:: Records for this exercise ::
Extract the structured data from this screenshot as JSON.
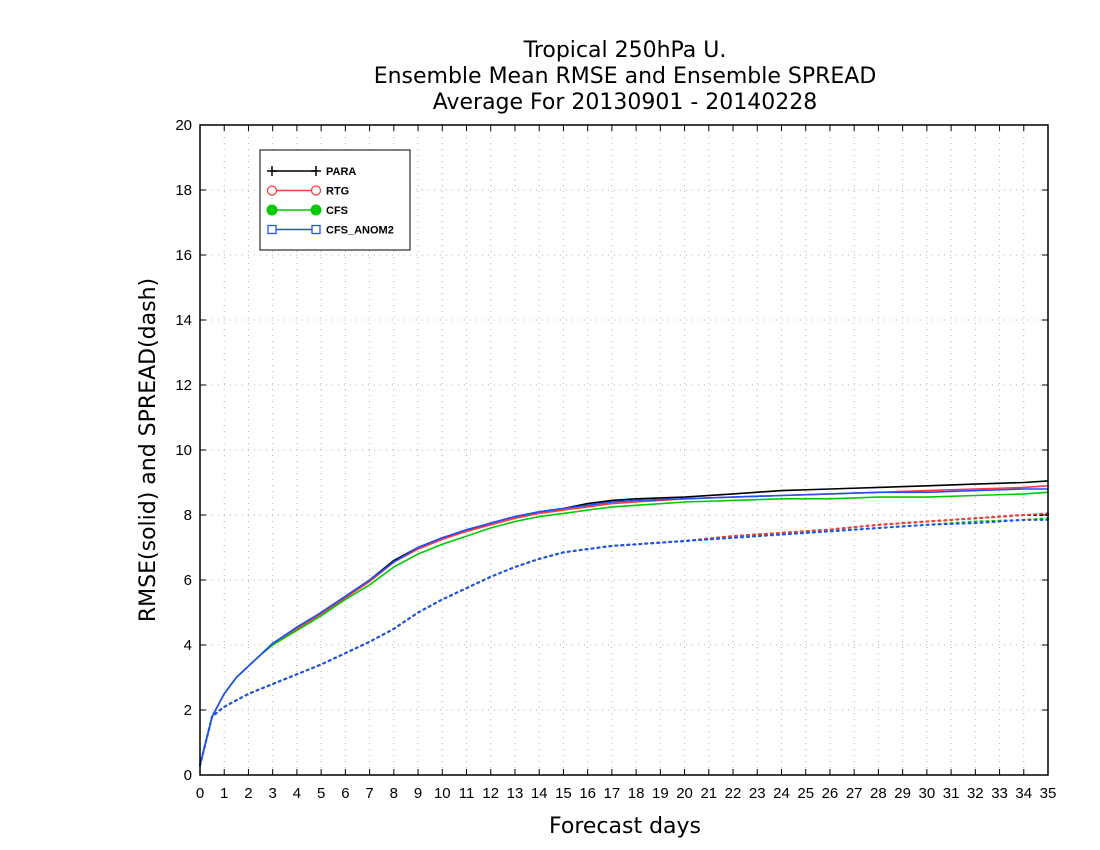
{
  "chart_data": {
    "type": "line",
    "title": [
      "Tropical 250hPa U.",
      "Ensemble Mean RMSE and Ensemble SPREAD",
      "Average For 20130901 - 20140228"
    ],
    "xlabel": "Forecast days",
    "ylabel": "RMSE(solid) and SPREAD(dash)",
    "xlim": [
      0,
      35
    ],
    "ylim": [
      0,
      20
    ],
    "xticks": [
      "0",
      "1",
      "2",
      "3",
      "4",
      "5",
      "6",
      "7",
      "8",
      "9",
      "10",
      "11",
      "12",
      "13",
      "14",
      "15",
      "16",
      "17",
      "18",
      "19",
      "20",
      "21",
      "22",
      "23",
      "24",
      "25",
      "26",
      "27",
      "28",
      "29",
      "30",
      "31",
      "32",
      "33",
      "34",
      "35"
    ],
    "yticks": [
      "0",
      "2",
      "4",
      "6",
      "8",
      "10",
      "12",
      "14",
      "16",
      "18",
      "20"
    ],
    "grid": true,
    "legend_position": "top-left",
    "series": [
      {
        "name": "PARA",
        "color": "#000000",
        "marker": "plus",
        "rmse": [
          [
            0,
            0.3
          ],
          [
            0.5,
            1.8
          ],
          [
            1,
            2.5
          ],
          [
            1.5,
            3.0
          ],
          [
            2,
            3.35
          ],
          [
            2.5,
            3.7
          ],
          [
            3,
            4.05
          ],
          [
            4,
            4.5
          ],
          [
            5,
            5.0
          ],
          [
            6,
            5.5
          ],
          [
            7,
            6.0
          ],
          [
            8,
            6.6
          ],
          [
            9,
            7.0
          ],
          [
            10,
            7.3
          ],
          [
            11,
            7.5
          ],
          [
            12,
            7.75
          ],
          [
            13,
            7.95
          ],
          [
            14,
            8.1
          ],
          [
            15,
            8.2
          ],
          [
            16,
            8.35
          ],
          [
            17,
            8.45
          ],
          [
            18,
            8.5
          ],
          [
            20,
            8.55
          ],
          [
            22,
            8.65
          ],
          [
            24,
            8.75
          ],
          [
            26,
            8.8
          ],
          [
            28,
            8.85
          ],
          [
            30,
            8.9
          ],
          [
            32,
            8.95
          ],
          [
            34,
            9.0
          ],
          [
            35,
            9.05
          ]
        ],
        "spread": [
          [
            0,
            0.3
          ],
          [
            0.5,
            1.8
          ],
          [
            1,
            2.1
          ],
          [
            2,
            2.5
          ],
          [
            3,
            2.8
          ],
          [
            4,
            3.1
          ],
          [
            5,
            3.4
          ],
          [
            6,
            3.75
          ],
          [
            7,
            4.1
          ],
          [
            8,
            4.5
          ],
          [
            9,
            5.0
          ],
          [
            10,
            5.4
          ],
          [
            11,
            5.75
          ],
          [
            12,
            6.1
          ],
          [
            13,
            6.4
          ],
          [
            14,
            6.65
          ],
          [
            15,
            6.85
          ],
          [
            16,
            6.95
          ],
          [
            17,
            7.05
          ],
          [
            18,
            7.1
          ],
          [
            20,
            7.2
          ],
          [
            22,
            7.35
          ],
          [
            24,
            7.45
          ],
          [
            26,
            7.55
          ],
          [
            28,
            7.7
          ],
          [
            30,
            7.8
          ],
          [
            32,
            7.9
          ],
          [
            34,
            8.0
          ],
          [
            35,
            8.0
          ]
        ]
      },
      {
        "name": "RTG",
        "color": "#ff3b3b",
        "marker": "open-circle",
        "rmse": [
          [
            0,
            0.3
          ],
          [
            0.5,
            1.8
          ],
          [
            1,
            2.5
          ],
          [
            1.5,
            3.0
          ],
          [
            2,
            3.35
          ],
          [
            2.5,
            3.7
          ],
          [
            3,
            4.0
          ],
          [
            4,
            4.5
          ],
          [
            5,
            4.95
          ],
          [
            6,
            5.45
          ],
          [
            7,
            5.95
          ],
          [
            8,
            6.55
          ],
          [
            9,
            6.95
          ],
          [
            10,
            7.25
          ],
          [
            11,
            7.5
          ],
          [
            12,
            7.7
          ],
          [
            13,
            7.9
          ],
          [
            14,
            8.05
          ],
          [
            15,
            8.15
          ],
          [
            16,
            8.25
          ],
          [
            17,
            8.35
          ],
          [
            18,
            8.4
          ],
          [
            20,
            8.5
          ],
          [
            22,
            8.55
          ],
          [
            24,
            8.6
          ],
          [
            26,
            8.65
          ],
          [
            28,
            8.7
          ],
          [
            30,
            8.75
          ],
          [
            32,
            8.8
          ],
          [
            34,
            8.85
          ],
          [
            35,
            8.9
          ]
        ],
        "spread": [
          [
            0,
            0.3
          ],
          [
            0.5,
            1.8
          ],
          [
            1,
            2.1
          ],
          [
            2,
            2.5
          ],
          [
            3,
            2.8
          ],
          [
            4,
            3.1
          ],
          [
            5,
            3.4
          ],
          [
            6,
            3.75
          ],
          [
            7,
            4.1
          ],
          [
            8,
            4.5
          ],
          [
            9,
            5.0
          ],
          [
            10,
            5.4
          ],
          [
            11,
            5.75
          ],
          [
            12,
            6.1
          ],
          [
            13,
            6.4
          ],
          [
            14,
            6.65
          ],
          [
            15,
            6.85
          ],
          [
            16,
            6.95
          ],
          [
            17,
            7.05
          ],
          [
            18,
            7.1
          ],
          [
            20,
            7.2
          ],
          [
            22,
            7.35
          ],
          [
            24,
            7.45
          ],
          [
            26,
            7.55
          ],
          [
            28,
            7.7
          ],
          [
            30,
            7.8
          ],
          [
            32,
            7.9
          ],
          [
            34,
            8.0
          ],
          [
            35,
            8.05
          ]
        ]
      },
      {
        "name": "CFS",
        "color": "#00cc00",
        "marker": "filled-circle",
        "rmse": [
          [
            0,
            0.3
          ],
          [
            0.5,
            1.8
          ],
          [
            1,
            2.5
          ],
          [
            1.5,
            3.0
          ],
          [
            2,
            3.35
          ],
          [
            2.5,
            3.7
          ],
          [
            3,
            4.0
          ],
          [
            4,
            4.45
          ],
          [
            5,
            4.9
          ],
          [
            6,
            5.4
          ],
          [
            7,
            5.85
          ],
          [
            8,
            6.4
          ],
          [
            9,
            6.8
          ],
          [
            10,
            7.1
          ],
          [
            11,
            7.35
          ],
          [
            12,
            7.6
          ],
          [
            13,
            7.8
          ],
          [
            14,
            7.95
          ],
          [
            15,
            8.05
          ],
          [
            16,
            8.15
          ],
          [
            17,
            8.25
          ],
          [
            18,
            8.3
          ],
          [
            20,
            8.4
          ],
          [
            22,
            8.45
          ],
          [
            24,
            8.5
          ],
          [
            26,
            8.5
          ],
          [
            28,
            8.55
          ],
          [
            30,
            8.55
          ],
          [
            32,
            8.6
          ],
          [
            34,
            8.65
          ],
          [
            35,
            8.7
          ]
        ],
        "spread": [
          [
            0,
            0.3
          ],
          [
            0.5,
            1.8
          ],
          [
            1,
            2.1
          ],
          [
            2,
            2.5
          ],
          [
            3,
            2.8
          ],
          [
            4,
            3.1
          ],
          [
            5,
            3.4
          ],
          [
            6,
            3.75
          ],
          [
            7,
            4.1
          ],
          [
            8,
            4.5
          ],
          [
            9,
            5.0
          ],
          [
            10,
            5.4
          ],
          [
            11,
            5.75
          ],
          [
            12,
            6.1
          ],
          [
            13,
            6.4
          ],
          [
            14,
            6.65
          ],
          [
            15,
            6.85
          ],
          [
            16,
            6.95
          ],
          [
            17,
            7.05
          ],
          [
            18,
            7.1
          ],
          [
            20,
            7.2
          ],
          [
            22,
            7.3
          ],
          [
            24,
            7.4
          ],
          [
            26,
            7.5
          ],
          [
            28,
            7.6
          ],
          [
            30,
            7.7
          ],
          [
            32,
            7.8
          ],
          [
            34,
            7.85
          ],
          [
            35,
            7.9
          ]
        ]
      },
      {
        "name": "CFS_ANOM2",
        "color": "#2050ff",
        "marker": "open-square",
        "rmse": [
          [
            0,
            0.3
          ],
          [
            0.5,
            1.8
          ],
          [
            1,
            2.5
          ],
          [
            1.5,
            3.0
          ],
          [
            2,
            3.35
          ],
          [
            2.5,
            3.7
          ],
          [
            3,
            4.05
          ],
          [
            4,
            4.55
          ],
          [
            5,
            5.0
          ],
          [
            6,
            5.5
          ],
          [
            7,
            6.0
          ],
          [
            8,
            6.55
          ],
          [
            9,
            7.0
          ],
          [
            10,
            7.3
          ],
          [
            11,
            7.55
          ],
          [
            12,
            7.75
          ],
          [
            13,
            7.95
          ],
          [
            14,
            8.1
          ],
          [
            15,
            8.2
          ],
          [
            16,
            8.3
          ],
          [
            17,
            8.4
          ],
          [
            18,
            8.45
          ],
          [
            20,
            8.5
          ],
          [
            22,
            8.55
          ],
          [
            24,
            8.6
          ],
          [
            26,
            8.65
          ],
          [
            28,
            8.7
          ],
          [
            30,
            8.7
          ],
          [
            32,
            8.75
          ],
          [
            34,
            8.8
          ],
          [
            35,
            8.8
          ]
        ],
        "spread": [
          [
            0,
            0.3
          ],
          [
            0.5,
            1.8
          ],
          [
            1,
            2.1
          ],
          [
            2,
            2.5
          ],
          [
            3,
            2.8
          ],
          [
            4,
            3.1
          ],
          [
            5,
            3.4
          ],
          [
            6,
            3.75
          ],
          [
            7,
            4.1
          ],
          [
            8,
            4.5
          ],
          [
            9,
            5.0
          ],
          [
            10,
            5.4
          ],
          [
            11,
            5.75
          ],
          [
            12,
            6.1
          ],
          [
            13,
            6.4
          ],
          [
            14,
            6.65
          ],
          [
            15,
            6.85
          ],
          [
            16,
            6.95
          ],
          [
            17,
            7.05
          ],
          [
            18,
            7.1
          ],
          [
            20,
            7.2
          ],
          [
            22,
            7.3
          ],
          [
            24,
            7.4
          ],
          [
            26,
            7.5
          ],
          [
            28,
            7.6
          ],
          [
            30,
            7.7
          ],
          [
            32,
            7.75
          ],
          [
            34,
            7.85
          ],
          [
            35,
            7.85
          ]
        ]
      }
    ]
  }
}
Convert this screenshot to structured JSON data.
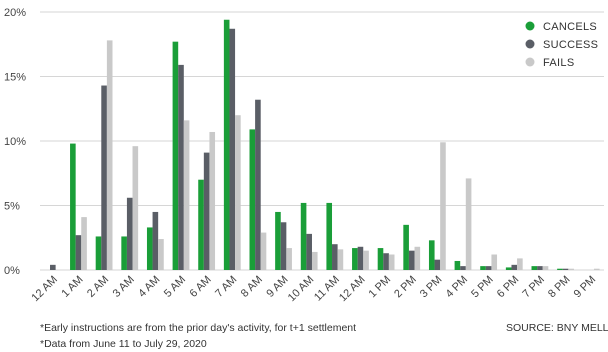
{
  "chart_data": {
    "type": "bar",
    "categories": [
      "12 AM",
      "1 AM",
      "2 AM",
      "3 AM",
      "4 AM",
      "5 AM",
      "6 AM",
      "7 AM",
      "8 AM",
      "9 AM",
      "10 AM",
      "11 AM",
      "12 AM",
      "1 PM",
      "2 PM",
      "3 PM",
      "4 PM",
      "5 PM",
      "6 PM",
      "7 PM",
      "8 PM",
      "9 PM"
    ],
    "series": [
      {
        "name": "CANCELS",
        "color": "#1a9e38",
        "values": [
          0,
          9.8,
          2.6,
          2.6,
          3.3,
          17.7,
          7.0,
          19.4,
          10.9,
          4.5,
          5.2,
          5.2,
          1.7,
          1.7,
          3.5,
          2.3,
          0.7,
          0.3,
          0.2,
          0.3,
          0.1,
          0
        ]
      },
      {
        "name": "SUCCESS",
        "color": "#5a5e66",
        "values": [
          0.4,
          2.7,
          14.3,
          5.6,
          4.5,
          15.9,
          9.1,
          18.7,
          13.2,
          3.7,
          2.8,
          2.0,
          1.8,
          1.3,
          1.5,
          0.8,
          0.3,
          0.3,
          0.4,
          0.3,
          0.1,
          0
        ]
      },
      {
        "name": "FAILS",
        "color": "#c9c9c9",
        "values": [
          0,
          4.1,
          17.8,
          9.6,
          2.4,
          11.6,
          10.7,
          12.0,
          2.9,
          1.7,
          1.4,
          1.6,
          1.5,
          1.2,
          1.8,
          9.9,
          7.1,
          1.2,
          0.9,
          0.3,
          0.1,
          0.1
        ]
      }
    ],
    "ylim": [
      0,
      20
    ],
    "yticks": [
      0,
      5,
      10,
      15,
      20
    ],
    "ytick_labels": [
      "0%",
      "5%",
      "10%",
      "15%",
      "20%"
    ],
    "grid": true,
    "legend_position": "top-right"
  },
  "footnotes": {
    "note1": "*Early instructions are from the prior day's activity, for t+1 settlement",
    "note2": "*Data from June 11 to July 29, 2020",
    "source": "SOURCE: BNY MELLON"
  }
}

:: Task description ::
Search the listing for the string "from". Copy each line where it turns up.

:: Exercise solution ::
Extract the structured data from this screenshot as JSON.
    "note1": "*Early instructions are from the prior day's activity, for t+1 settlement",
    "note2": "*Data from June 11 to July 29, 2020",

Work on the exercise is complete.